Without including any pictures, write out the listing below exactly.

WORKING DATA -
──────────

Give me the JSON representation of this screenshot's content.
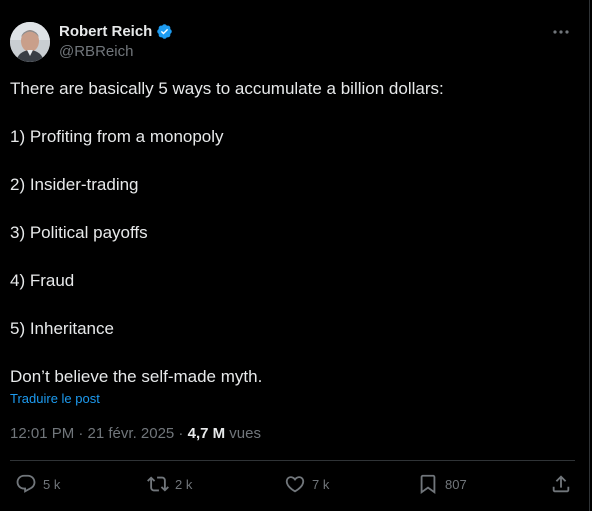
{
  "author": {
    "display_name": "Robert Reich",
    "handle": "@RBReich",
    "verified": true
  },
  "tweet": {
    "lines": [
      "There are basically 5 ways to accumulate a billion dollars:",
      "1) Profiting from a monopoly",
      "2) Insider-trading",
      "3) Political payoffs",
      "4) Fraud",
      "5) Inheritance",
      "Don’t believe the self-made myth."
    ],
    "translate_label": "Traduire le post",
    "timestamp": "12:01 PM · 21 févr. 2025 · ",
    "views_count": "4,7 M",
    "views_label": " vues"
  },
  "actions": {
    "replies": "5 k",
    "reposts": "2 k",
    "likes": "7 k",
    "bookmarks": "807"
  },
  "colors": {
    "background": "#000000",
    "text": "#e7e9ea",
    "muted": "#71767b",
    "accent": "#1d9bf0",
    "border": "#2f3336"
  }
}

──────────

FINAL RESULT -
Give me the JSON representation of this screenshot's content.
{
  "author": {
    "display_name": "Robert Reich",
    "handle": "@RBReich",
    "verified": true
  },
  "tweet": {
    "lines": [
      "There are basically 5 ways to accumulate a billion dollars:",
      "1) Profiting from a monopoly",
      "2) Insider-trading",
      "3) Political payoffs",
      "4) Fraud",
      "5) Inheritance",
      "Don’t believe the self-made myth."
    ],
    "translate_label": "Traduire le post",
    "timestamp": "12:01 PM · 21 févr. 2025 · ",
    "views_count": "4,7 M",
    "views_label": " vues"
  },
  "actions": {
    "replies": "5 k",
    "reposts": "2 k",
    "likes": "7 k",
    "bookmarks": "807"
  },
  "colors": {
    "background": "#000000",
    "text": "#e7e9ea",
    "muted": "#71767b",
    "accent": "#1d9bf0",
    "border": "#2f3336"
  }
}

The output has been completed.